* start INPUT DATA *

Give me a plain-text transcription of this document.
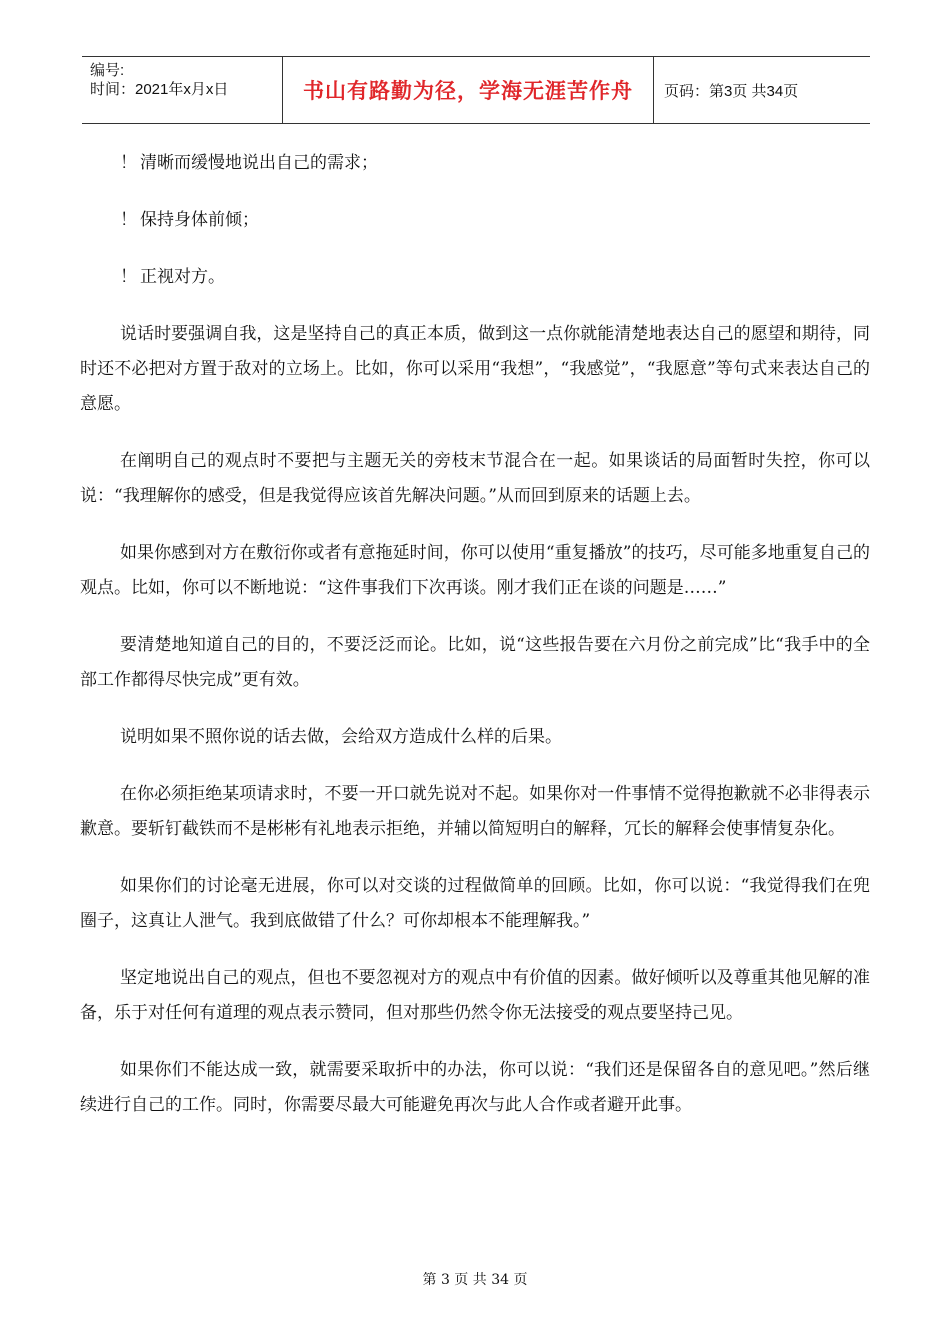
编号:
时间：2021年x月x日	书山有路勤为径，学海无涯苦作舟 页码：第3页 共34页
！ 清晰而缓慢地说出自己的需求；
！ 保持身体前倾；
！ 正视对方。

说话时要强调自我，这是坚持自己的真正本质，做到这一点你就能清楚地表达自己的愿望和期待，同时还不必把对方置于敌对的立场上。比如，你可以采用“我想”，“我感觉”，“我愿意”等句式来表达自己的意愿。

在阐明自己的观点时不要把与主题无关的旁枝末节混合在一起。如果谈话的局面暂时失控，你可以说：“我理解你的感受，但是我觉得应该首先解决问题。”从而回到原来的话题上去。

如果你感到对方在敷衍你或者有意拖延时间，你可以使用“重复播放”的技巧，尽可能多地重复自己的观点。比如，你可以不断地说：“这件事我们下次再谈。刚才我们正在谈的问题是……”

要清楚地知道自己的目的，不要泛泛而论。比如，说“这些报告要在六月份之前完成”比“我手中的全部工作都得尽快完成”更有效。

说明如果不照你说的话去做，会给双方造成什么样的后果。

在你必须拒绝某项请求时，不要一开口就先说对不起。如果你对一件事情不觉得抱歉就不必非得表示歉意。要斩钉截铁而不是彬彬有礼地表示拒绝，并辅以简短明白的解释，冗长的解释会使事情复杂化。

如果你们的讨论毫无进展，你可以对交谈的过程做简单的回顾。比如，你可以说：“我觉得我们在兜圈子，这真让人泄气。我到底做错了什么？可你却根本不能理解我。”

坚定地说出自己的观点，但也不要忽视对方的观点中有价值的因素。做好倾听以及尊重其他见解的准备，乐于对任何有道理的观点表示赞同，但对那些仍然令你无法接受的观点要坚持己见。

如果你们不能达成一致，就需要采取折中的办法，你可以说：“我们还是保留各自的意见吧。”然后继续进行自己的工作。同时，你需要尽最大可能避免再次与此人合作或者避开此事。

第 3 页 共 34 页
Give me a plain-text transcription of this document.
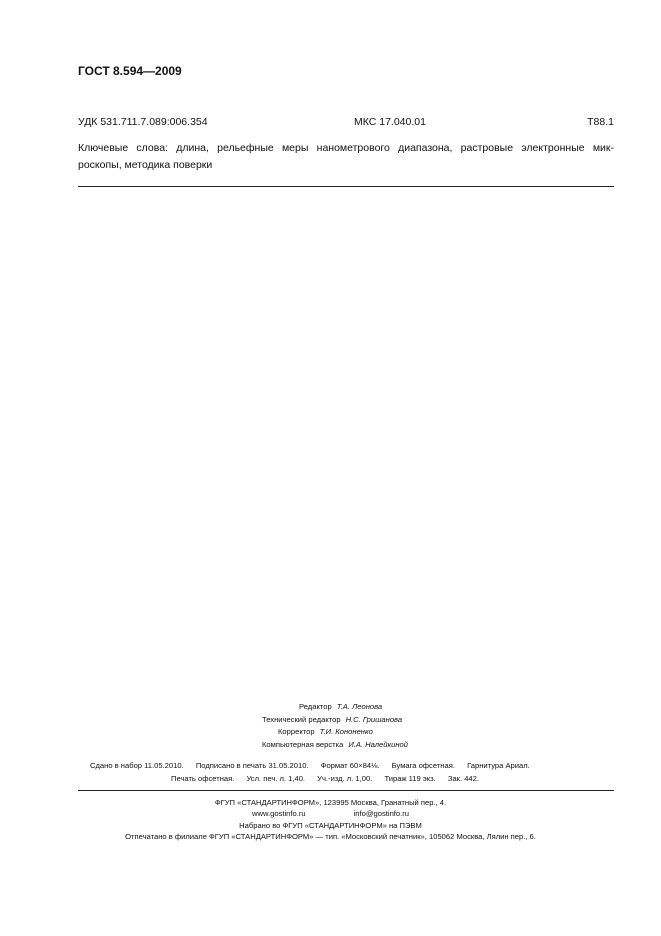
ГОСТ 8.594—2009
УДК 531.711.7.089:006.354	МКС 17.040.01	Т88.1
Ключевые слова: длина, рельефные меры нанометрового диапазона, растровые электронные мик-
роскопы, методика поверки
Редактор Т.А. Леонова
Технический редактор Н.С. Гришанова
Корректор Т.И. Кононенко
Компьютерная верстка И.А. Налейкиной
Сдано в набор 11.05.2010. Подписано в печать 31.05.2010. Формат 60×84⅛. Бумага офсетная. Гарнитура Ариал.
Печать офсетная. Усл. печ. л. 1,40. Уч.-изд. л. 1,00. Тираж 119 экз. Зак. 442.
ФГУП «СТАНДАРТИНФОРМ», 123995 Москва, Гранатный пер., 4.
www.gostinfo.ru	info@gostinfo.ru
Набрано во ФГУП «СТАНДАРТИНФОРМ» на ПЭВМ
Отпечатано в филиале ФГУП «СТАНДАРТИНФОРМ» — тип. «Московский печатник», 105062 Москва, Лялин пер., 6.
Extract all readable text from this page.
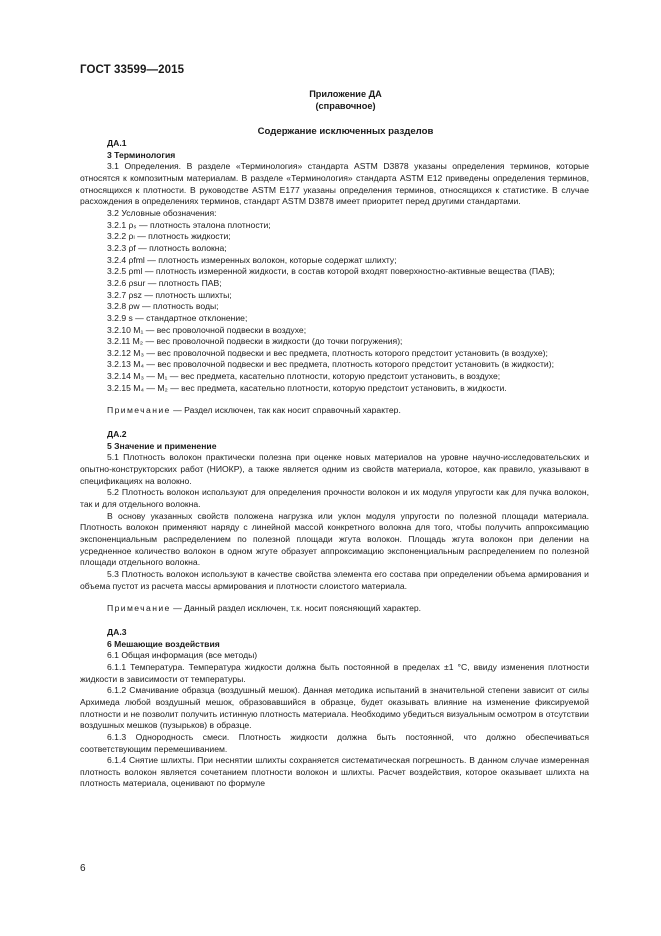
ГОСТ 33599—2015
Приложение ДА
(справочное)
Содержание исключенных разделов
ДА.1
3 Терминология
3.1 Определения. В разделе «Терминология» стандарта ASTM D3878 указаны определения терминов, которые относятся к композитным материалам. В разделе «Терминология» стандарта ASTM E12 приведены определения терминов, относящихся к плотности. В руководстве ASTM E177 указаны определения терминов, относящихся к статистике. В случае расхождения в определениях терминов, стандарт ASTM D3878 имеет приоритет перед другими стандартами.
3.2 Условные обозначения:
3.2.1 ρₛ — плотность эталона плотности;
3.2.2 ρₗ — плотность жидкости;
3.2.3 ρf — плотность волокна;
3.2.4 ρfml — плотность измеренных волокон, которые содержат шлихту;
3.2.5 ρml — плотность измеренной жидкости, в состав которой входят поверхностно-активные вещества (ПАВ);
3.2.6 ρsur — плотность ПАВ;
3.2.7 ρsz — плотность шлихты;
3.2.8 ρw — плотность воды;
3.2.9 s — стандартное отклонение;
3.2.10 M₁ — вес проволочной подвески в воздухе;
3.2.11 M₂ — вес проволочной подвески в жидкости (до точки погружения);
3.2.12 M₃ — вес проволочной подвески и вес предмета, плотность которого предстоит установить (в воздухе);
3.2.13 M₄ — вес проволочной подвески и вес предмета, плотность которого предстоит установить (в жидкости);
3.2.14 M₃ — M₁ — вес предмета, касательно плотности, которую предстоит установить, в воздухе;
3.2.15 M₄ — M₂ — вес предмета, касательно плотности, которую предстоит установить, в жидкости.
Примечание — Раздел исключен, так как носит справочный характер.
ДА.2
5 Значение и применение
5.1 Плотность волокон практически полезна при оценке новых материалов на уровне научно-исследовательских и опытно-конструкторских работ (НИОКР), а также является одним из свойств материала, которое, как правило, указывают в спецификациях на волокно.
5.2 Плотность волокон используют для определения прочности волокон и их модуля упругости как для пучка волокон, так и для отдельного волокна.
В основу указанных свойств положена нагрузка или уклон модуля упругости по полезной площади материала. Плотность волокон применяют наряду с линейной массой конкретного волокна для того, чтобы получить аппроксимацию экспоненциальным распределением по полезной площади жгута волокон. Площадь жгута волокон при делении на усредненное количество волокон в одном жгуте образует аппроксимацию экспоненциальным распределением по полезной площади отдельного волокна.
5.3 Плотность волокон используют в качестве свойства элемента его состава при определении объема армирования и объема пустот из расчета массы армирования и плотности слоистого материала.
Примечание — Данный раздел исключен, т.к. носит поясняющий характер.
ДА.3
6 Мешающие воздействия
6.1 Общая информация (все методы)
6.1.1 Температура. Температура жидкости должна быть постоянной в пределах ±1 °С, ввиду изменения плотности жидкости в зависимости от температуры.
6.1.2 Смачивание образца (воздушный мешок). Данная методика испытаний в значительной степени зависит от силы Архимеда любой воздушный мешок, образовавшийся в образце, будет оказывать влияние на изменение фиксируемой плотности и не позволит получить истинную плотность материала. Необходимо убедиться визуальным осмотром в отсутствии воздушных мешков (пузырьков) в образце.
6.1.3 Однородность смеси. Плотность жидкости должна быть постоянной, что должно обеспечиваться соответствующим перемешиванием.
6.1.4 Снятие шлихты. При неснятии шлихты сохраняется систематическая погрешность. В данном случае измеренная плотность волокон является сочетанием плотности волокон и шлихты. Расчет воздействия, которое оказывает шлихта на плотность материала, оценивают по формуле
6
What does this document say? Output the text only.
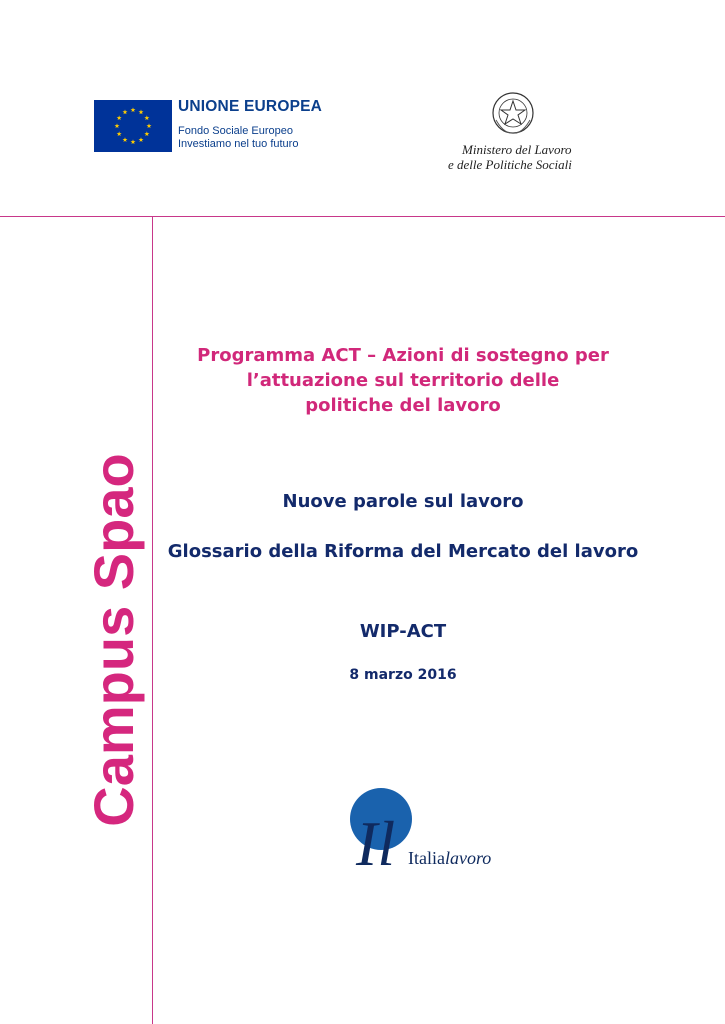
UNIONE EUROPEA
Fondo Sociale Europeo
Investiamo nel tuo futuro	Ministero del Lavoro
e delle Politiche Sociali
Campus Spao
Programma ACT – Azioni di sostegno per
l’attuazione sul territorio delle
politiche del lavoro
Nuove parole sul lavoro
Glossario della Riforma del Mercato del lavoro
WIP-ACT
8 marzo 2016
Il Italialavoro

* end INPUT DATA *

### WHAT TO PRODUCE
Do not include images; quote all of the entries above exactly.

### THE COMPLETED TASK
Give me a plain-text transcription of this document.
编号:
时间：2021年x月x日	书山有路勤为径，学海无涯苦作舟 页码：第3页 共34页
！ 清晰而缓慢地说出自己的需求；
！ 保持身体前倾；
！ 正视对方。

说话时要强调自我，这是坚持自己的真正本质，做到这一点你就能清楚地表达自己的愿望和期待，同时还不必把对方置于敌对的立场上。比如，你可以采用“我想”，“我感觉”，“我愿意”等句式来表达自己的意愿。

在阐明自己的观点时不要把与主题无关的旁枝末节混合在一起。如果谈话的局面暂时失控，你可以说：“我理解你的感受，但是我觉得应该首先解决问题。”从而回到原来的话题上去。

如果你感到对方在敷衍你或者有意拖延时间，你可以使用“重复播放”的技巧，尽可能多地重复自己的观点。比如，你可以不断地说：“这件事我们下次再谈。刚才我们正在谈的问题是……”

要清楚地知道自己的目的，不要泛泛而论。比如，说“这些报告要在六月份之前完成”比“我手中的全部工作都得尽快完成”更有效。

说明如果不照你说的话去做，会给双方造成什么样的后果。

在你必须拒绝某项请求时，不要一开口就先说对不起。如果你对一件事情不觉得抱歉就不必非得表示歉意。要斩钉截铁而不是彬彬有礼地表示拒绝，并辅以简短明白的解释，冗长的解释会使事情复杂化。

如果你们的讨论毫无进展，你可以对交谈的过程做简单的回顾。比如，你可以说：“我觉得我们在兜圈子，这真让人泄气。我到底做错了什么？可你却根本不能理解我。”

坚定地说出自己的观点，但也不要忽视对方的观点中有价值的因素。做好倾听以及尊重其他见解的准备，乐于对任何有道理的观点表示赞同，但对那些仍然令你无法接受的观点要坚持己见。

如果你们不能达成一致，就需要采取折中的办法，你可以说：“我们还是保留各自的意见吧。”然后继续进行自己的工作。同时，你需要尽最大可能避免再次与此人合作或者避开此事。

第 3 页 共 34 页
Give me a plain-text transcription of this document.
ГОСТ 8.594—2009
УДК 531.711.7.089:006.354	МКС 17.040.01	Т88.1
Ключевые слова: длина, рельефные меры нанометрового диапазона, растровые электронные мик-
роскопы, методика поверки
Редактор Т.А. Леонова
Технический редактор Н.С. Гришанова
Корректор Т.И. Кононенко
Компьютерная верстка И.А. Налейкиной
Сдано в набор 11.05.2010. Подписано в печать 31.05.2010. Формат 60×84⅛. Бумага офсетная. Гарнитура Ариал.
Печать офсетная. Усл. печ. л. 1,40. Уч.-изд. л. 1,00. Тираж 119 экз. Зак. 442.
ФГУП «СТАНДАРТИНФОРМ», 123995 Москва, Гранатный пер., 4.
www.gostinfo.ru	info@gostinfo.ru
Набрано во ФГУП «СТАНДАРТИНФОРМ» на ПЭВМ
Отпечатано в филиале ФГУП «СТАНДАРТИНФОРМ» — тип. «Московский печатник», 105062 Москва, Лялин пер., 6.
Extract all readable text from this page.
ГОСТ 33599—2015
Приложение ДА
(справочное)
Содержание исключенных разделов
ДА.1
3 Терминология
3.1 Определения. В разделе «Терминология» стандарта ASTM D3878 указаны определения терминов, которые относятся к композитным материалам. В разделе «Терминология» стандарта ASTM E12 приведены определения терминов, относящихся к плотности. В руководстве ASTM E177 указаны определения терминов, относящихся к статистике. В случае расхождения в определениях терминов, стандарт ASTM D3878 имеет приоритет перед другими стандартами.
3.2 Условные обозначения:
3.2.1 ρₛ — плотность эталона плотности;
3.2.2 ρₗ — плотность жидкости;
3.2.3 ρf — плотность волокна;
3.2.4 ρfml — плотность измеренных волокон, которые содержат шлихту;
3.2.5 ρml — плотность измеренной жидкости, в состав которой входят поверхностно-активные вещества (ПАВ);
3.2.6 ρsur — плотность ПАВ;
3.2.7 ρsz — плотность шлихты;
3.2.8 ρw — плотность воды;
3.2.9 s — стандартное отклонение;
3.2.10 M₁ — вес проволочной подвески в воздухе;
3.2.11 M₂ — вес проволочной подвески в жидкости (до точки погружения);
3.2.12 M₃ — вес проволочной подвески и вес предмета, плотность которого предстоит установить (в воздухе);
3.2.13 M₄ — вес проволочной подвески и вес предмета, плотность которого предстоит установить (в жидкости);
3.2.14 M₃ — M₁ — вес предмета, касательно плотности, которую предстоит установить, в воздухе;
3.2.15 M₄ — M₂ — вес предмета, касательно плотности, которую предстоит установить, в жидкости.
Примечание — Раздел исключен, так как носит справочный характер.
ДА.2
5 Значение и применение
5.1 Плотность волокон практически полезна при оценке новых материалов на уровне научно-исследовательских и опытно-конструкторских работ (НИОКР), а также является одним из свойств материала, которое, как правило, указывают в спецификациях на волокно.
5.2 Плотность волокон используют для определения прочности волокон и их модуля упругости как для пучка волокон, так и для отдельного волокна.
В основу указанных свойств положена нагрузка или уклон модуля упругости по полезной площади материала. Плотность волокон применяют наряду с линейной массой конкретного волокна для того, чтобы получить аппроксимацию экспоненциальным распределением по полезной площади жгута волокон. Площадь жгута волокон при делении на усредненное количество волокон в одном жгуте образует аппроксимацию экспоненциальным распределением по полезной площади отдельного волокна.
5.3 Плотность волокон используют в качестве свойства элемента его состава при определении объема армирования и объема пустот из расчета массы армирования и плотности слоистого материала.
Примечание — Данный раздел исключен, т.к. носит поясняющий характер.
ДА.3
6 Мешающие воздействия
6.1 Общая информация (все методы)
6.1.1 Температура. Температура жидкости должна быть постоянной в пределах ±1 °С, ввиду изменения плотности жидкости в зависимости от температуры.
6.1.2 Смачивание образца (воздушный мешок). Данная методика испытаний в значительной степени зависит от силы Архимеда любой воздушный мешок, образовавшийся в образце, будет оказывать влияние на изменение фиксируемой плотности и не позволит получить истинную плотность материала. Необходимо убедиться визуальным осмотром в отсутствии воздушных мешков (пузырьков) в образце.
6.1.3 Однородность смеси. Плотность жидкости должна быть постоянной, что должно обеспечиваться соответствующим перемешиванием.
6.1.4 Снятие шлихты. При неснятии шлихты сохраняется систематическая погрешность. В данном случае измеренная плотность волокон является сочетанием плотности волокон и шлихты. Расчет воздействия, которое оказывает шлихта на плотность материала, оценивают по формуле
6
What does this document say? Output the text only.
UNIONE EUROPEA
Fondo Sociale Europeo
Investiamo nel tuo futuro	Ministero del Lavoro
e delle Politiche Sociali
Campus Spao
Programma ACT – Azioni di sostegno per
l’attuazione sul territorio delle
politiche del lavoro
Nuove parole sul lavoro
Glossario della Riforma del Mercato del lavoro
WIP-ACT
8 marzo 2016
Il Italialavoro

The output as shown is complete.